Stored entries
****

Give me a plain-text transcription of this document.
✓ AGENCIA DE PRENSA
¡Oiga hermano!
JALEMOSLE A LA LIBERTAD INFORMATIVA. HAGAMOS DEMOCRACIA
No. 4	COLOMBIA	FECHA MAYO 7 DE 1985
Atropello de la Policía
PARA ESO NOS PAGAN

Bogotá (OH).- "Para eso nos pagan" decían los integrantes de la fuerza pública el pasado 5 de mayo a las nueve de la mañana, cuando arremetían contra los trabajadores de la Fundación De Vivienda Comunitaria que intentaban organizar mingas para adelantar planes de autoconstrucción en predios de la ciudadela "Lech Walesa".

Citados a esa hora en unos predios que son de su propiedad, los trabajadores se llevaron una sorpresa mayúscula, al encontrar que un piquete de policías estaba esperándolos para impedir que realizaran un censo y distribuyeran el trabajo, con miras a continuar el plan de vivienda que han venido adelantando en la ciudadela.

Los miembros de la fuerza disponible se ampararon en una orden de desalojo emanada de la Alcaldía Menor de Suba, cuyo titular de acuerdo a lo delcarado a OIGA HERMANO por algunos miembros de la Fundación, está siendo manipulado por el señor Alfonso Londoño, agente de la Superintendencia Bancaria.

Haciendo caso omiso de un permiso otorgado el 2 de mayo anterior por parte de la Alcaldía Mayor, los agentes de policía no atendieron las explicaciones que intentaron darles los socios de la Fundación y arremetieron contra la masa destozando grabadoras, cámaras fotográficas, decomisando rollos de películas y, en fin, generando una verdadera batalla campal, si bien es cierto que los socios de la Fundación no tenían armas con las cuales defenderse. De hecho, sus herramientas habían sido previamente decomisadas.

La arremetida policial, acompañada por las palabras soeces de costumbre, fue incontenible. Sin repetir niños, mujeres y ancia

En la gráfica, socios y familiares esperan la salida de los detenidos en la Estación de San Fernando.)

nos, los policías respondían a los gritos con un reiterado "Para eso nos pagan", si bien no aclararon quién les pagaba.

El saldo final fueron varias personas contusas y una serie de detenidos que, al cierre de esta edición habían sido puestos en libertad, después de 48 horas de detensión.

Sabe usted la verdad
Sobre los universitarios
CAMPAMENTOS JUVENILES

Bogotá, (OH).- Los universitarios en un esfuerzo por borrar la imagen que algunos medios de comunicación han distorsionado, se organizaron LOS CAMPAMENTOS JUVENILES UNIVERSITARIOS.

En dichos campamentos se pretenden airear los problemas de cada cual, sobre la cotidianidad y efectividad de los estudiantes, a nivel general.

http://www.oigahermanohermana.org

****

# [WHAT NEEDS TO BE DONE]
Repeat the material in full, exactly as it stands.

# [ANSWER TO THIS PROBLEM]
Give me a plain-text transcription of this document.
✓ AGENCIA DE PRENSA
¡Oiga hermano!
JALEMOSLE A LA LIBERTAD INFORMATIVA. HAGAMOS DEMOCRACIA
No. 4	COLOMBIA	FECHA MAYO 7 DE 1985
Atropello de la Policía
PARA ESO NOS PAGAN

Bogotá (OH).- "Para eso nos pagan" decían los integrantes de la fuerza pública el pasado 5 de mayo a las nueve de la mañana, cuando arremetían contra los trabajadores de la Fundación De Vivienda Comunitaria que intentaban organizar mingas para adelantar planes de autoconstrucción en predios de la ciudadela "Lech Walesa".

Citados a esa hora en unos predios que son de su propiedad, los trabajadores se llevaron una sorpresa mayúscula, al encontrar que un piquete de policías estaba esperándolos para impedir que realizaran un censo y distribuyeran el trabajo, con miras a continuar el plan de vivienda que han venido adelantando en la ciudadela.

Los miembros de la fuerza disponible se ampararon en una orden de desalojo emanada de la Alcaldía Menor de Suba, cuyo titular de acuerdo a lo delcarado a OIGA HERMANO por algunos miembros de la Fundación, está siendo manipulado por el señor Alfonso Londoño, agente de la Superintendencia Bancaria.

Haciendo caso omiso de un permiso otorgado el 2 de mayo anterior por parte de la Alcaldía Mayor, los agentes de policía no atendieron las explicaciones que intentaron darles los socios de la Fundación y arremetieron contra la masa destozando grabadoras, cámaras fotográficas, decomisando rollos de películas y, en fin, generando una verdadera batalla campal, si bien es cierto que los socios de la Fundación no tenían armas con las cuales defenderse. De hecho, sus herramientas habían sido previamente decomisadas.

La arremetida policial, acompañada por las palabras soeces de costumbre, fue incontenible. Sin repetir niños, mujeres y ancia

En la gráfica, socios y familiares esperan la salida de los detenidos en la Estación de San Fernando.)

nos, los policías respondían a los gritos con un reiterado "Para eso nos pagan", si bien no aclararon quién les pagaba.

El saldo final fueron varias personas contusas y una serie de detenidos que, al cierre de esta edición habían sido puestos en libertad, después de 48 horas de detensión.

Sabe usted la verdad
Sobre los universitarios
CAMPAMENTOS JUVENILES

Bogotá, (OH).- Los universitarios en un esfuerzo por borrar la imagen que algunos medios de comunicación han distorsionado, se organizaron LOS CAMPAMENTOS JUVENILES UNIVERSITARIOS.

En dichos campamentos se pretenden airear los problemas de cada cual, sobre la cotidianidad y efectividad de los estudiantes, a nivel general.

http://www.oigahermanohermana.org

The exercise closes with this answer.